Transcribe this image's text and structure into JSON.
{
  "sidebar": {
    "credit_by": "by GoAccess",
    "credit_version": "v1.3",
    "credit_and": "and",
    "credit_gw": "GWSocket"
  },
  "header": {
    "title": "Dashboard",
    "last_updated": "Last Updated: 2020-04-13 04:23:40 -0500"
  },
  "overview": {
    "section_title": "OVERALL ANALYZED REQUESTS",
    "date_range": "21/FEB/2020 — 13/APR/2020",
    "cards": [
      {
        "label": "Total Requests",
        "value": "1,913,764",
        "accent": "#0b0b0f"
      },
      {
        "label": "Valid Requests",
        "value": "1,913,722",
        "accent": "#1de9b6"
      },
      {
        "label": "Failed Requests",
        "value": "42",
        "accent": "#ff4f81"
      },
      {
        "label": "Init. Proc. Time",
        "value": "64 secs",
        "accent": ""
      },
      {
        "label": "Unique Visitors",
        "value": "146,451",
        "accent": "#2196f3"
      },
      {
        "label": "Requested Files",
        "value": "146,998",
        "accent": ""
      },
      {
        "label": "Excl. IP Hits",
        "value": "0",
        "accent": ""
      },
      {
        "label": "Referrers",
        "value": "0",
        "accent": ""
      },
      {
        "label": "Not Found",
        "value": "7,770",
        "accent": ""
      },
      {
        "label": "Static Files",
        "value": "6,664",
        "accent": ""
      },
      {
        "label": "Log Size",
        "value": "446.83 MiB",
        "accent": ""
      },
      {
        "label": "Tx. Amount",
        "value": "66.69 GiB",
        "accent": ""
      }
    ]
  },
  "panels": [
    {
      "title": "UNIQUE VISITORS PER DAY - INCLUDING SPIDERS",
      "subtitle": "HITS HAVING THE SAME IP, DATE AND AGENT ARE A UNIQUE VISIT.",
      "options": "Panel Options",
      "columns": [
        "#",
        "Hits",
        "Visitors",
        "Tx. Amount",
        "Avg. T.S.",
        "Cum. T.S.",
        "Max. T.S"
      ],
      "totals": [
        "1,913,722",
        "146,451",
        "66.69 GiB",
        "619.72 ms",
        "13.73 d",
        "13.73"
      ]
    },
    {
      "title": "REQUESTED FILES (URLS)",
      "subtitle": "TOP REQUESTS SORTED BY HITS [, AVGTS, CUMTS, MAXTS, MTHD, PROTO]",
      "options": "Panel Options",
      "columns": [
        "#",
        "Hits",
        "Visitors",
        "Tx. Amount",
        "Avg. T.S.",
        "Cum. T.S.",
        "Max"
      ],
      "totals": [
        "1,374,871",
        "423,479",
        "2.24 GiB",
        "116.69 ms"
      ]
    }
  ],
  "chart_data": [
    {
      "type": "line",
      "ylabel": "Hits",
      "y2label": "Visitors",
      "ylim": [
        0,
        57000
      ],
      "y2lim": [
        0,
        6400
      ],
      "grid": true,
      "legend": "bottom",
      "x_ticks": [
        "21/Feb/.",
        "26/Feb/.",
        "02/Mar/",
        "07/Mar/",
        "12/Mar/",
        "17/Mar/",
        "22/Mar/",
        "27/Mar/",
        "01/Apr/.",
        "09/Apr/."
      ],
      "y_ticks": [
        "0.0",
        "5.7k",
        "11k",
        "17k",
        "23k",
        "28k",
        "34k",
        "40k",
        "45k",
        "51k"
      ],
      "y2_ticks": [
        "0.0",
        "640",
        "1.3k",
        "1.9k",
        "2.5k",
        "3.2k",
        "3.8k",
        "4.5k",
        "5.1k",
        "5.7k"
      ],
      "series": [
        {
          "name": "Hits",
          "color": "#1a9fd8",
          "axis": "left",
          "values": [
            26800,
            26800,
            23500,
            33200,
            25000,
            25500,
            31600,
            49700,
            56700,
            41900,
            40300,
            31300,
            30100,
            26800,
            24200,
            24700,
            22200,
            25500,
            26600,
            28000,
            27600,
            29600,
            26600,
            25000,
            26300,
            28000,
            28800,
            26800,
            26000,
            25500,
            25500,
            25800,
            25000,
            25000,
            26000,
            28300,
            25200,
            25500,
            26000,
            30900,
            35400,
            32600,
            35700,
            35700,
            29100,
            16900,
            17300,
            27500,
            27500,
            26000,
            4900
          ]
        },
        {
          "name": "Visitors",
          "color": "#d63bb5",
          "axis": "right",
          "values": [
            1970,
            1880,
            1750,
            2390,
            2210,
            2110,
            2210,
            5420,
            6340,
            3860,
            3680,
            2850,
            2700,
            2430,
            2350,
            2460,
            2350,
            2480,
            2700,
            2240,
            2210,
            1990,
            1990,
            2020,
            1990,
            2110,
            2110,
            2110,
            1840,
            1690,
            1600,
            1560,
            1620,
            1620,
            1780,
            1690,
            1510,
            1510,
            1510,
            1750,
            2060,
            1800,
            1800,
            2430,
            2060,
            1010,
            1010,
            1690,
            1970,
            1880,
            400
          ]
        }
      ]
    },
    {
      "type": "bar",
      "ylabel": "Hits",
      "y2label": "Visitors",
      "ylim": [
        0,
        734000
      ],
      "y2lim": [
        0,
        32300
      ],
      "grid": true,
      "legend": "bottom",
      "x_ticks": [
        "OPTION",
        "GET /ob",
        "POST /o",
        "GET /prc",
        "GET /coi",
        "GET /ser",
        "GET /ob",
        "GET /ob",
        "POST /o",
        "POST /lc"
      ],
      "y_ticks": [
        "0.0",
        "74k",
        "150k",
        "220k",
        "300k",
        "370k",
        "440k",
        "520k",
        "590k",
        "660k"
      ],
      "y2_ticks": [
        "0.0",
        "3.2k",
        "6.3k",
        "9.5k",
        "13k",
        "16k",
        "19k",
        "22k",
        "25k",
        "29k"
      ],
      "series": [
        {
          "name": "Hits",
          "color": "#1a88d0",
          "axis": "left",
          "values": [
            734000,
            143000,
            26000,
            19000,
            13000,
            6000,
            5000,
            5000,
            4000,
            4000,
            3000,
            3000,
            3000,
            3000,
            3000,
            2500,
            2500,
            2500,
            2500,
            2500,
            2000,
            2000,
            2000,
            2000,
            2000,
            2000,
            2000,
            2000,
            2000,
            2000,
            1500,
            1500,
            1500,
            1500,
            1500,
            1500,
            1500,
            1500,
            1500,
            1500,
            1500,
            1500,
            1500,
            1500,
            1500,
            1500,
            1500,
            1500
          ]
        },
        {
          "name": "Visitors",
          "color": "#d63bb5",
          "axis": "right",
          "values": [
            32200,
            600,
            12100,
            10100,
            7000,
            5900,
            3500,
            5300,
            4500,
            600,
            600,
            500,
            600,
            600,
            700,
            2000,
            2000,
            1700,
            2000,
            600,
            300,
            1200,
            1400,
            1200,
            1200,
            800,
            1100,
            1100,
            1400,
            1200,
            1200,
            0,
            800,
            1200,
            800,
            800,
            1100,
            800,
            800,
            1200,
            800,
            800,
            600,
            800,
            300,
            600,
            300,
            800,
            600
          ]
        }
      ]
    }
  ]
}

· · · ·

• WHAT IS BEING ASKED:
Restate every record exactly, leaving nothing out.

• EXERCISE RESULT:
Transcribe this image's text and structure into JSON.
{
  "sidebar": {
    "credit_by": "by GoAccess",
    "credit_version": "v1.3",
    "credit_and": "and",
    "credit_gw": "GWSocket"
  },
  "header": {
    "title": "Dashboard",
    "last_updated": "Last Updated: 2020-04-13 04:23:40 -0500"
  },
  "overview": {
    "section_title": "OVERALL ANALYZED REQUESTS",
    "date_range": "21/FEB/2020 — 13/APR/2020",
    "cards": [
      {
        "label": "Total Requests",
        "value": "1,913,764",
        "accent": "#0b0b0f"
      },
      {
        "label": "Valid Requests",
        "value": "1,913,722",
        "accent": "#1de9b6"
      },
      {
        "label": "Failed Requests",
        "value": "42",
        "accent": "#ff4f81"
      },
      {
        "label": "Init. Proc. Time",
        "value": "64 secs",
        "accent": ""
      },
      {
        "label": "Unique Visitors",
        "value": "146,451",
        "accent": "#2196f3"
      },
      {
        "label": "Requested Files",
        "value": "146,998",
        "accent": ""
      },
      {
        "label": "Excl. IP Hits",
        "value": "0",
        "accent": ""
      },
      {
        "label": "Referrers",
        "value": "0",
        "accent": ""
      },
      {
        "label": "Not Found",
        "value": "7,770",
        "accent": ""
      },
      {
        "label": "Static Files",
        "value": "6,664",
        "accent": ""
      },
      {
        "label": "Log Size",
        "value": "446.83 MiB",
        "accent": ""
      },
      {
        "label": "Tx. Amount",
        "value": "66.69 GiB",
        "accent": ""
      }
    ]
  },
  "panels": [
    {
      "title": "UNIQUE VISITORS PER DAY - INCLUDING SPIDERS",
      "subtitle": "HITS HAVING THE SAME IP, DATE AND AGENT ARE A UNIQUE VISIT.",
      "options": "Panel Options",
      "columns": [
        "#",
        "Hits",
        "Visitors",
        "Tx. Amount",
        "Avg. T.S.",
        "Cum. T.S.",
        "Max. T.S"
      ],
      "totals": [
        "1,913,722",
        "146,451",
        "66.69 GiB",
        "619.72 ms",
        "13.73 d",
        "13.73"
      ]
    },
    {
      "title": "REQUESTED FILES (URLS)",
      "subtitle": "TOP REQUESTS SORTED BY HITS [, AVGTS, CUMTS, MAXTS, MTHD, PROTO]",
      "options": "Panel Options",
      "columns": [
        "#",
        "Hits",
        "Visitors",
        "Tx. Amount",
        "Avg. T.S.",
        "Cum. T.S.",
        "Max"
      ],
      "totals": [
        "1,374,871",
        "423,479",
        "2.24 GiB",
        "116.69 ms"
      ]
    }
  ],
  "chart_data": [
    {
      "type": "line",
      "ylabel": "Hits",
      "y2label": "Visitors",
      "ylim": [
        0,
        57000
      ],
      "y2lim": [
        0,
        6400
      ],
      "grid": true,
      "legend": "bottom",
      "x_ticks": [
        "21/Feb/.",
        "26/Feb/.",
        "02/Mar/",
        "07/Mar/",
        "12/Mar/",
        "17/Mar/",
        "22/Mar/",
        "27/Mar/",
        "01/Apr/.",
        "09/Apr/."
      ],
      "y_ticks": [
        "0.0",
        "5.7k",
        "11k",
        "17k",
        "23k",
        "28k",
        "34k",
        "40k",
        "45k",
        "51k"
      ],
      "y2_ticks": [
        "0.0",
        "640",
        "1.3k",
        "1.9k",
        "2.5k",
        "3.2k",
        "3.8k",
        "4.5k",
        "5.1k",
        "5.7k"
      ],
      "series": [
        {
          "name": "Hits",
          "color": "#1a9fd8",
          "axis": "left",
          "values": [
            26800,
            26800,
            23500,
            33200,
            25000,
            25500,
            31600,
            49700,
            56700,
            41900,
            40300,
            31300,
            30100,
            26800,
            24200,
            24700,
            22200,
            25500,
            26600,
            28000,
            27600,
            29600,
            26600,
            25000,
            26300,
            28000,
            28800,
            26800,
            26000,
            25500,
            25500,
            25800,
            25000,
            25000,
            26000,
            28300,
            25200,
            25500,
            26000,
            30900,
            35400,
            32600,
            35700,
            35700,
            29100,
            16900,
            17300,
            27500,
            27500,
            26000,
            4900
          ]
        },
        {
          "name": "Visitors",
          "color": "#d63bb5",
          "axis": "right",
          "values": [
            1970,
            1880,
            1750,
            2390,
            2210,
            2110,
            2210,
            5420,
            6340,
            3860,
            3680,
            2850,
            2700,
            2430,
            2350,
            2460,
            2350,
            2480,
            2700,
            2240,
            2210,
            1990,
            1990,
            2020,
            1990,
            2110,
            2110,
            2110,
            1840,
            1690,
            1600,
            1560,
            1620,
            1620,
            1780,
            1690,
            1510,
            1510,
            1510,
            1750,
            2060,
            1800,
            1800,
            2430,
            2060,
            1010,
            1010,
            1690,
            1970,
            1880,
            400
          ]
        }
      ]
    },
    {
      "type": "bar",
      "ylabel": "Hits",
      "y2label": "Visitors",
      "ylim": [
        0,
        734000
      ],
      "y2lim": [
        0,
        32300
      ],
      "grid": true,
      "legend": "bottom",
      "x_ticks": [
        "OPTION",
        "GET /ob",
        "POST /o",
        "GET /prc",
        "GET /coi",
        "GET /ser",
        "GET /ob",
        "GET /ob",
        "POST /o",
        "POST /lc"
      ],
      "y_ticks": [
        "0.0",
        "74k",
        "150k",
        "220k",
        "300k",
        "370k",
        "440k",
        "520k",
        "590k",
        "660k"
      ],
      "y2_ticks": [
        "0.0",
        "3.2k",
        "6.3k",
        "9.5k",
        "13k",
        "16k",
        "19k",
        "22k",
        "25k",
        "29k"
      ],
      "series": [
        {
          "name": "Hits",
          "color": "#1a88d0",
          "axis": "left",
          "values": [
            734000,
            143000,
            26000,
            19000,
            13000,
            6000,
            5000,
            5000,
            4000,
            4000,
            3000,
            3000,
            3000,
            3000,
            3000,
            2500,
            2500,
            2500,
            2500,
            2500,
            2000,
            2000,
            2000,
            2000,
            2000,
            2000,
            2000,
            2000,
            2000,
            2000,
            1500,
            1500,
            1500,
            1500,
            1500,
            1500,
            1500,
            1500,
            1500,
            1500,
            1500,
            1500,
            1500,
            1500,
            1500,
            1500,
            1500,
            1500
          ]
        },
        {
          "name": "Visitors",
          "color": "#d63bb5",
          "axis": "right",
          "values": [
            32200,
            600,
            12100,
            10100,
            7000,
            5900,
            3500,
            5300,
            4500,
            600,
            600,
            500,
            600,
            600,
            700,
            2000,
            2000,
            1700,
            2000,
            600,
            300,
            1200,
            1400,
            1200,
            1200,
            800,
            1100,
            1100,
            1400,
            1200,
            1200,
            0,
            800,
            1200,
            800,
            800,
            1100,
            800,
            800,
            1200,
            800,
            800,
            600,
            800,
            300,
            600,
            300,
            800,
            600
          ]
        }
      ]
    }
  ]
}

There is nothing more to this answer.